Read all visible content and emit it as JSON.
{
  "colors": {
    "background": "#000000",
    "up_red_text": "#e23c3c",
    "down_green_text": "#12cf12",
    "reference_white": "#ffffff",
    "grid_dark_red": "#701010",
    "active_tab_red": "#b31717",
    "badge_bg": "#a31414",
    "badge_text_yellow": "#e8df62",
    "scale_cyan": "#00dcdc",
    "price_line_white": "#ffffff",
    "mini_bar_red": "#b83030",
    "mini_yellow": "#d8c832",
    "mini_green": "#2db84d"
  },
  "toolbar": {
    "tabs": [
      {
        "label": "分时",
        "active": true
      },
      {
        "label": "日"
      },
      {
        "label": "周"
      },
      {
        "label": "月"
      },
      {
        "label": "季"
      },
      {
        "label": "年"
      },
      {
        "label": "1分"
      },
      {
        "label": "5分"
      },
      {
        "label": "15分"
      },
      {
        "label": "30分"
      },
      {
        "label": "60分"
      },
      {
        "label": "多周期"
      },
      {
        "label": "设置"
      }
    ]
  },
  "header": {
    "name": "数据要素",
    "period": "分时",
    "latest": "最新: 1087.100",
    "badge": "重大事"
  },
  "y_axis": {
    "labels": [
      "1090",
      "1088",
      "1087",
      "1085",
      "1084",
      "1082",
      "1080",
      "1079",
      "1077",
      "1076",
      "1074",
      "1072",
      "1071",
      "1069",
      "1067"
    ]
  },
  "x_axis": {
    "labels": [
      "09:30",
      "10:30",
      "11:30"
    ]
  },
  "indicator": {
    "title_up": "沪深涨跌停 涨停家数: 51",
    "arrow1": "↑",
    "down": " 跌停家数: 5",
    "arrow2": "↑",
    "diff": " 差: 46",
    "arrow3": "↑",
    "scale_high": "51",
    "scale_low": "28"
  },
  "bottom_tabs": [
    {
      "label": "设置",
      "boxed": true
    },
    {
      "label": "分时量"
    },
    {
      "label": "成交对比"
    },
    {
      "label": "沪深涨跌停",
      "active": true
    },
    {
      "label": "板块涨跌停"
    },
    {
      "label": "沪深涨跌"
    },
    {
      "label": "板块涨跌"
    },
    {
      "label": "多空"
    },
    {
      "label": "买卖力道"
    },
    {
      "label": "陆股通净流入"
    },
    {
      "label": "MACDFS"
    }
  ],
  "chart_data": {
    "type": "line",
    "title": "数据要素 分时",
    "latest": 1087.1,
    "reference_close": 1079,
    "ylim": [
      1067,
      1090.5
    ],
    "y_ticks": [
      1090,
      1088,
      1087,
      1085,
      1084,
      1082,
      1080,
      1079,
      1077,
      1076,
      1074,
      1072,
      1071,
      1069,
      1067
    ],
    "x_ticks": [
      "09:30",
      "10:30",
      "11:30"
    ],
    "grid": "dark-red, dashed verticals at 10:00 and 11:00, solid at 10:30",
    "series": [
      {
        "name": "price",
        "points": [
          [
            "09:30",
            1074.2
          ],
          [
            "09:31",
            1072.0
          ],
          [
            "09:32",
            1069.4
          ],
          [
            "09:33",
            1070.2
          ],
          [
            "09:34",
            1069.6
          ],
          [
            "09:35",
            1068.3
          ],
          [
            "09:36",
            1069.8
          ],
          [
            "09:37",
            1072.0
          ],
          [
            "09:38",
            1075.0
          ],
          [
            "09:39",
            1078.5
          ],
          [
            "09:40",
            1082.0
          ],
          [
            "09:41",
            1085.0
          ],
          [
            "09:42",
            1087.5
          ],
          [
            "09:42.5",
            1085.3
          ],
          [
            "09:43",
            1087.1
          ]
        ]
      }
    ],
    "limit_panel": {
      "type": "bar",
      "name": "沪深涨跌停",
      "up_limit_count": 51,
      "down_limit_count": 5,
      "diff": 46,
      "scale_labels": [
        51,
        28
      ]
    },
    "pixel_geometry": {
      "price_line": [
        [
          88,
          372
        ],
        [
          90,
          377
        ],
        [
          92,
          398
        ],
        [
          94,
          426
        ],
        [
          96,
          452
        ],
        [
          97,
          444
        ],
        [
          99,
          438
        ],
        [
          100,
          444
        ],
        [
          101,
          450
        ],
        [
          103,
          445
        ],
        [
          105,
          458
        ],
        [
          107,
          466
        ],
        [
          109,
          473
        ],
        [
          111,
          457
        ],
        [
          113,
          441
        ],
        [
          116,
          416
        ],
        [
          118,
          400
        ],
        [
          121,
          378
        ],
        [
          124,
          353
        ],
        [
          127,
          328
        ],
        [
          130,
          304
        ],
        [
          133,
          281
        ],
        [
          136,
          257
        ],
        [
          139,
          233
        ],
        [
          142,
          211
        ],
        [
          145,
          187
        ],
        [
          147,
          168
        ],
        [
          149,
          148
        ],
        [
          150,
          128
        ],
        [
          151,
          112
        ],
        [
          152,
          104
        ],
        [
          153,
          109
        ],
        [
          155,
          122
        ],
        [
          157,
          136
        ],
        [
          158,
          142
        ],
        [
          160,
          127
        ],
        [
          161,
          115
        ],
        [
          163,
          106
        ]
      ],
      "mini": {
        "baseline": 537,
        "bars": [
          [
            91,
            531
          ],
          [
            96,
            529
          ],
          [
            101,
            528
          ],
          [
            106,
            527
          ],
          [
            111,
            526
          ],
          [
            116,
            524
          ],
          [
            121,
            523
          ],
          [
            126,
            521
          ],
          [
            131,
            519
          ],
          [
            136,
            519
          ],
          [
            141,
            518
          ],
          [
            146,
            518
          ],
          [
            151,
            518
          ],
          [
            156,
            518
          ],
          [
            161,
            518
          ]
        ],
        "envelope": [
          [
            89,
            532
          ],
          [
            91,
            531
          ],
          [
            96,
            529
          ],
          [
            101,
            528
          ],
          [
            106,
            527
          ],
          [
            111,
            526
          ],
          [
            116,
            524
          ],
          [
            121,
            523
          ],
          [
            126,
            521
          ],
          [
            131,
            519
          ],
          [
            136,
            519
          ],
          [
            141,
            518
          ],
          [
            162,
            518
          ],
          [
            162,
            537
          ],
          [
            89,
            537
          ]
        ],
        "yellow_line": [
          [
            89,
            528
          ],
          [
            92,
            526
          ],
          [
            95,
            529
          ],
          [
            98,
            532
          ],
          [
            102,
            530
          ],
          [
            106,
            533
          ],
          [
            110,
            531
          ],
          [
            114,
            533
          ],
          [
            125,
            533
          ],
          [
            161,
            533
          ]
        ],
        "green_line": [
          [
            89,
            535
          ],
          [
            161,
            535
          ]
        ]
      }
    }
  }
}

┄┄┄┄┄┄

## CHALLENGE
Give a word-for-word copy of the records.

## TASK RESPONSE
Read all visible content and emit it as JSON.
{
  "colors": {
    "background": "#000000",
    "up_red_text": "#e23c3c",
    "down_green_text": "#12cf12",
    "reference_white": "#ffffff",
    "grid_dark_red": "#701010",
    "active_tab_red": "#b31717",
    "badge_bg": "#a31414",
    "badge_text_yellow": "#e8df62",
    "scale_cyan": "#00dcdc",
    "price_line_white": "#ffffff",
    "mini_bar_red": "#b83030",
    "mini_yellow": "#d8c832",
    "mini_green": "#2db84d"
  },
  "toolbar": {
    "tabs": [
      {
        "label": "分时",
        "active": true
      },
      {
        "label": "日"
      },
      {
        "label": "周"
      },
      {
        "label": "月"
      },
      {
        "label": "季"
      },
      {
        "label": "年"
      },
      {
        "label": "1分"
      },
      {
        "label": "5分"
      },
      {
        "label": "15分"
      },
      {
        "label": "30分"
      },
      {
        "label": "60分"
      },
      {
        "label": "多周期"
      },
      {
        "label": "设置"
      }
    ]
  },
  "header": {
    "name": "数据要素",
    "period": "分时",
    "latest": "最新: 1087.100",
    "badge": "重大事"
  },
  "y_axis": {
    "labels": [
      "1090",
      "1088",
      "1087",
      "1085",
      "1084",
      "1082",
      "1080",
      "1079",
      "1077",
      "1076",
      "1074",
      "1072",
      "1071",
      "1069",
      "1067"
    ]
  },
  "x_axis": {
    "labels": [
      "09:30",
      "10:30",
      "11:30"
    ]
  },
  "indicator": {
    "title_up": "沪深涨跌停 涨停家数: 51",
    "arrow1": "↑",
    "down": " 跌停家数: 5",
    "arrow2": "↑",
    "diff": " 差: 46",
    "arrow3": "↑",
    "scale_high": "51",
    "scale_low": "28"
  },
  "bottom_tabs": [
    {
      "label": "设置",
      "boxed": true
    },
    {
      "label": "分时量"
    },
    {
      "label": "成交对比"
    },
    {
      "label": "沪深涨跌停",
      "active": true
    },
    {
      "label": "板块涨跌停"
    },
    {
      "label": "沪深涨跌"
    },
    {
      "label": "板块涨跌"
    },
    {
      "label": "多空"
    },
    {
      "label": "买卖力道"
    },
    {
      "label": "陆股通净流入"
    },
    {
      "label": "MACDFS"
    }
  ],
  "chart_data": {
    "type": "line",
    "title": "数据要素 分时",
    "latest": 1087.1,
    "reference_close": 1079,
    "ylim": [
      1067,
      1090.5
    ],
    "y_ticks": [
      1090,
      1088,
      1087,
      1085,
      1084,
      1082,
      1080,
      1079,
      1077,
      1076,
      1074,
      1072,
      1071,
      1069,
      1067
    ],
    "x_ticks": [
      "09:30",
      "10:30",
      "11:30"
    ],
    "grid": "dark-red, dashed verticals at 10:00 and 11:00, solid at 10:30",
    "series": [
      {
        "name": "price",
        "points": [
          [
            "09:30",
            1074.2
          ],
          [
            "09:31",
            1072.0
          ],
          [
            "09:32",
            1069.4
          ],
          [
            "09:33",
            1070.2
          ],
          [
            "09:34",
            1069.6
          ],
          [
            "09:35",
            1068.3
          ],
          [
            "09:36",
            1069.8
          ],
          [
            "09:37",
            1072.0
          ],
          [
            "09:38",
            1075.0
          ],
          [
            "09:39",
            1078.5
          ],
          [
            "09:40",
            1082.0
          ],
          [
            "09:41",
            1085.0
          ],
          [
            "09:42",
            1087.5
          ],
          [
            "09:42.5",
            1085.3
          ],
          [
            "09:43",
            1087.1
          ]
        ]
      }
    ],
    "limit_panel": {
      "type": "bar",
      "name": "沪深涨跌停",
      "up_limit_count": 51,
      "down_limit_count": 5,
      "diff": 46,
      "scale_labels": [
        51,
        28
      ]
    },
    "pixel_geometry": {
      "price_line": [
        [
          88,
          372
        ],
        [
          90,
          377
        ],
        [
          92,
          398
        ],
        [
          94,
          426
        ],
        [
          96,
          452
        ],
        [
          97,
          444
        ],
        [
          99,
          438
        ],
        [
          100,
          444
        ],
        [
          101,
          450
        ],
        [
          103,
          445
        ],
        [
          105,
          458
        ],
        [
          107,
          466
        ],
        [
          109,
          473
        ],
        [
          111,
          457
        ],
        [
          113,
          441
        ],
        [
          116,
          416
        ],
        [
          118,
          400
        ],
        [
          121,
          378
        ],
        [
          124,
          353
        ],
        [
          127,
          328
        ],
        [
          130,
          304
        ],
        [
          133,
          281
        ],
        [
          136,
          257
        ],
        [
          139,
          233
        ],
        [
          142,
          211
        ],
        [
          145,
          187
        ],
        [
          147,
          168
        ],
        [
          149,
          148
        ],
        [
          150,
          128
        ],
        [
          151,
          112
        ],
        [
          152,
          104
        ],
        [
          153,
          109
        ],
        [
          155,
          122
        ],
        [
          157,
          136
        ],
        [
          158,
          142
        ],
        [
          160,
          127
        ],
        [
          161,
          115
        ],
        [
          163,
          106
        ]
      ],
      "mini": {
        "baseline": 537,
        "bars": [
          [
            91,
            531
          ],
          [
            96,
            529
          ],
          [
            101,
            528
          ],
          [
            106,
            527
          ],
          [
            111,
            526
          ],
          [
            116,
            524
          ],
          [
            121,
            523
          ],
          [
            126,
            521
          ],
          [
            131,
            519
          ],
          [
            136,
            519
          ],
          [
            141,
            518
          ],
          [
            146,
            518
          ],
          [
            151,
            518
          ],
          [
            156,
            518
          ],
          [
            161,
            518
          ]
        ],
        "envelope": [
          [
            89,
            532
          ],
          [
            91,
            531
          ],
          [
            96,
            529
          ],
          [
            101,
            528
          ],
          [
            106,
            527
          ],
          [
            111,
            526
          ],
          [
            116,
            524
          ],
          [
            121,
            523
          ],
          [
            126,
            521
          ],
          [
            131,
            519
          ],
          [
            136,
            519
          ],
          [
            141,
            518
          ],
          [
            162,
            518
          ],
          [
            162,
            537
          ],
          [
            89,
            537
          ]
        ],
        "yellow_line": [
          [
            89,
            528
          ],
          [
            92,
            526
          ],
          [
            95,
            529
          ],
          [
            98,
            532
          ],
          [
            102,
            530
          ],
          [
            106,
            533
          ],
          [
            110,
            531
          ],
          [
            114,
            533
          ],
          [
            125,
            533
          ],
          [
            161,
            533
          ]
        ],
        "green_line": [
          [
            89,
            535
          ],
          [
            161,
            535
          ]
        ]
      }
    }
  }
}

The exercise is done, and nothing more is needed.